◆ Directive ◆
Report every line in the listing below where the string "Valdosta" shows up.

* start Listing *

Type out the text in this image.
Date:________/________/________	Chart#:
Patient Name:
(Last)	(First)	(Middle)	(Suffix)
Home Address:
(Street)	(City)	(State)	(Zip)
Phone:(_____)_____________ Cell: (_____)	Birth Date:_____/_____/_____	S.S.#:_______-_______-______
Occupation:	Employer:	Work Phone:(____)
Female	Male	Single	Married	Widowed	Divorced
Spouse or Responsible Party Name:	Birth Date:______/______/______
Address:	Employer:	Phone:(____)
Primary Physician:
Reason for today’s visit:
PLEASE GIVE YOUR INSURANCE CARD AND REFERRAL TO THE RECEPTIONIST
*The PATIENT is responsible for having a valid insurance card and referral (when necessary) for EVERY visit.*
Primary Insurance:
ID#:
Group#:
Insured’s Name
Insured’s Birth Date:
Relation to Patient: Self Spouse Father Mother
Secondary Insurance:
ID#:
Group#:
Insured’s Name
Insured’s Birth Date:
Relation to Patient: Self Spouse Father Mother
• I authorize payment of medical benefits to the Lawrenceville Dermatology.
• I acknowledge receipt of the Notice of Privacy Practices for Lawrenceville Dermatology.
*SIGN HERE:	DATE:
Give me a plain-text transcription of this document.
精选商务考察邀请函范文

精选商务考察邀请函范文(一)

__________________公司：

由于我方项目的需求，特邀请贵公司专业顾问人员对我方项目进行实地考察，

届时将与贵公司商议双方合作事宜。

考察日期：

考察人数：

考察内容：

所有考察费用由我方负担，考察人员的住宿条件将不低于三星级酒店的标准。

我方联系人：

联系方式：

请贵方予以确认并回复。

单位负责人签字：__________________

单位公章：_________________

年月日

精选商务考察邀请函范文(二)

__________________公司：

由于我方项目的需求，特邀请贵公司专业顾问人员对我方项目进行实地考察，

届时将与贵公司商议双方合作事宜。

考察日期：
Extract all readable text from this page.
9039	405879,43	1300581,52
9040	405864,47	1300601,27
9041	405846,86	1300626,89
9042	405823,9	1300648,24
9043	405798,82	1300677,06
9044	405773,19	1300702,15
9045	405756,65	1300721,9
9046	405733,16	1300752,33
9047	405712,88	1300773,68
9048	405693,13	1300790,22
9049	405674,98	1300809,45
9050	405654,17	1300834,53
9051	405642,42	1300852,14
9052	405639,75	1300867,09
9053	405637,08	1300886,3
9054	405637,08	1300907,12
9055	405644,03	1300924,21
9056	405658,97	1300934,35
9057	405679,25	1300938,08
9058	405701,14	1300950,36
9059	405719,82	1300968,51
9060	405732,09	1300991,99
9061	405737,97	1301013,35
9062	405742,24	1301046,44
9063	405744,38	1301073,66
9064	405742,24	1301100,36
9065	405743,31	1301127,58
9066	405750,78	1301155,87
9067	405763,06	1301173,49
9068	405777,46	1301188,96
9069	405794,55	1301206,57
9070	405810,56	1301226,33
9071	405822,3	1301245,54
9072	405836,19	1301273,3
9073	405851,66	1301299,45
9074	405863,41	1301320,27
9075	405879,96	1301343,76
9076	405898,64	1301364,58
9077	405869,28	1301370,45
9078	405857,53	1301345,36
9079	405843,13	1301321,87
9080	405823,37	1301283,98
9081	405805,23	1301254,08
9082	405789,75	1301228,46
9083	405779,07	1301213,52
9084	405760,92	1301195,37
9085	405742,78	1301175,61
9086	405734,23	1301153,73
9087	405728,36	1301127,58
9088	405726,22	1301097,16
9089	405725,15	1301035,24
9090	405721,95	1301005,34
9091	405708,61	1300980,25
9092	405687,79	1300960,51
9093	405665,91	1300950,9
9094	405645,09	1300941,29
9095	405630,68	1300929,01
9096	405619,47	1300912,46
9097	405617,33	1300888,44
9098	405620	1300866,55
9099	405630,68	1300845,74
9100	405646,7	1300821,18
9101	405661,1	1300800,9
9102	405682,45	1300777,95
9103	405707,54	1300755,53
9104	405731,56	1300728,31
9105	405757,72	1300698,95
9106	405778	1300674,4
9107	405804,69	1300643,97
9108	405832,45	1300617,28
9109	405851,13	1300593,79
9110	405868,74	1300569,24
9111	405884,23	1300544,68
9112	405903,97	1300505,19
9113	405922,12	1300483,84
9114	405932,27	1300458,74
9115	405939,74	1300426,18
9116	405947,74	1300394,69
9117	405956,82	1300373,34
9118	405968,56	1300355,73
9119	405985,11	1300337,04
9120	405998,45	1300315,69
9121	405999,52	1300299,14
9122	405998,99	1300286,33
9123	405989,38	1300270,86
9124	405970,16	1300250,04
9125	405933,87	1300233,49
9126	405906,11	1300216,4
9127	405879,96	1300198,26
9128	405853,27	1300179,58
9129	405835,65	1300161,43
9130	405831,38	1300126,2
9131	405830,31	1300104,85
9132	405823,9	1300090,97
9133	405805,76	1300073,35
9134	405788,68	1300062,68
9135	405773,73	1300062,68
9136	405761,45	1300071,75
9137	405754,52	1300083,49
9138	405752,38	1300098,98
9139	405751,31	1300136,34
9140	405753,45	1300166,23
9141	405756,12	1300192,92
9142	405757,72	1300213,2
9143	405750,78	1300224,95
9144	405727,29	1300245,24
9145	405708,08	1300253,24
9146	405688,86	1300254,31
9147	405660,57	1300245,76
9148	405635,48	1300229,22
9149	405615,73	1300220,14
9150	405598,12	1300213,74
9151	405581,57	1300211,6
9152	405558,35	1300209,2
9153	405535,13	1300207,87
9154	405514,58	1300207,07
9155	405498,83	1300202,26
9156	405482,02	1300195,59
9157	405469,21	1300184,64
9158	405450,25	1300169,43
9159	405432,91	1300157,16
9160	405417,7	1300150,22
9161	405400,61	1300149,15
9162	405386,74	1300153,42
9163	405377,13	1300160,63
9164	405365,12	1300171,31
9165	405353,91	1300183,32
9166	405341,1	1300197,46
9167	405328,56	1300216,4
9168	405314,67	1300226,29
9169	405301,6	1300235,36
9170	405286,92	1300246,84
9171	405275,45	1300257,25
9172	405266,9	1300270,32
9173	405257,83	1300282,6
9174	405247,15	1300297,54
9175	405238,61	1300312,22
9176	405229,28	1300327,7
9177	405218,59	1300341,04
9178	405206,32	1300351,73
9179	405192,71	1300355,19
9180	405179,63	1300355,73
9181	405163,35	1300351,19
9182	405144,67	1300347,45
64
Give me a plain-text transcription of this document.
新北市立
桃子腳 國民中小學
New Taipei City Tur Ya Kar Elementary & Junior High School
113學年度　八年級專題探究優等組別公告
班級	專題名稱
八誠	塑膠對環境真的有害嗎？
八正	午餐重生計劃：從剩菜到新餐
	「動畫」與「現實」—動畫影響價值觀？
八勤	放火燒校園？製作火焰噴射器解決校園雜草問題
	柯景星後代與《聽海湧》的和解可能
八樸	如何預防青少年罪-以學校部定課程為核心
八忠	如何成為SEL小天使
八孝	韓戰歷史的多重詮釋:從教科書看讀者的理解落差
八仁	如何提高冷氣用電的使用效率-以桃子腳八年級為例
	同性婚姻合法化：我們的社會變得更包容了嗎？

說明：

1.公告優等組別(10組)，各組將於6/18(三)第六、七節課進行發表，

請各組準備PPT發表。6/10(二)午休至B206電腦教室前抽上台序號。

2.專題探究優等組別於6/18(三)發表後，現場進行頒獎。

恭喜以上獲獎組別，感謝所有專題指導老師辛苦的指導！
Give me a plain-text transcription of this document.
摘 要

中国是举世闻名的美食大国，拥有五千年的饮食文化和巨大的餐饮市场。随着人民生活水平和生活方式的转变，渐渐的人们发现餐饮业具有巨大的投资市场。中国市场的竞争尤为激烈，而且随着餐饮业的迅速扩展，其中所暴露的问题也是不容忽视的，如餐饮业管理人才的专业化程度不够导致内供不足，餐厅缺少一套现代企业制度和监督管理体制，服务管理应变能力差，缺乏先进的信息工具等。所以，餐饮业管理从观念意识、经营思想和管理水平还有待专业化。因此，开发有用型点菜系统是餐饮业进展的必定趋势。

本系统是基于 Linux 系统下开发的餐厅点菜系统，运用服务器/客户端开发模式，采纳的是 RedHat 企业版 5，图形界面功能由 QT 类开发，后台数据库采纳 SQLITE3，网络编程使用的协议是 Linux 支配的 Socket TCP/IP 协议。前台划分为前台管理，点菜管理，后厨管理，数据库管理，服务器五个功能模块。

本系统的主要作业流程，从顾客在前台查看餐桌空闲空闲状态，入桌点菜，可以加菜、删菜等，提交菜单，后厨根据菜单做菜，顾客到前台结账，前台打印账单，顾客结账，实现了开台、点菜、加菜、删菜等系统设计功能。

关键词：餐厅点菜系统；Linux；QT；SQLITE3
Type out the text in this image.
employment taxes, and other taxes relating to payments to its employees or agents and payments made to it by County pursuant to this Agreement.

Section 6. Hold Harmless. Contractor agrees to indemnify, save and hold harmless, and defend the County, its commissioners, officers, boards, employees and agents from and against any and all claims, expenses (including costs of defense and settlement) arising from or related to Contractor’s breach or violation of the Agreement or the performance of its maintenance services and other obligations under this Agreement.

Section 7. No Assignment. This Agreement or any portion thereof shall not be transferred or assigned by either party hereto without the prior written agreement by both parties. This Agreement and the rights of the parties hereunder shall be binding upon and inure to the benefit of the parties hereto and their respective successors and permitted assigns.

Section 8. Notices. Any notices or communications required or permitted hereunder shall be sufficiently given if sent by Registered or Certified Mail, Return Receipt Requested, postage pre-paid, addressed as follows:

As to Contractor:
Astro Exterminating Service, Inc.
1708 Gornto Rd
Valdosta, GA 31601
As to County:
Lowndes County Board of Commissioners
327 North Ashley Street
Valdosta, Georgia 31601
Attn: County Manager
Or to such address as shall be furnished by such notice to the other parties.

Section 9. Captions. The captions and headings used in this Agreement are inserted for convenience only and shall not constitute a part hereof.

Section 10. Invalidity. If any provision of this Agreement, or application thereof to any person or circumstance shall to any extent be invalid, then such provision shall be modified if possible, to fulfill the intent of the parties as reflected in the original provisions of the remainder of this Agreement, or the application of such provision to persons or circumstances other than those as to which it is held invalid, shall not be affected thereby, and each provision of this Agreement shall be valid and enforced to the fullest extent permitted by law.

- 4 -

* end Listing *

◆ Response for this exercise ◆
Valdosta, GA 31601
Valdosta, Georgia 31601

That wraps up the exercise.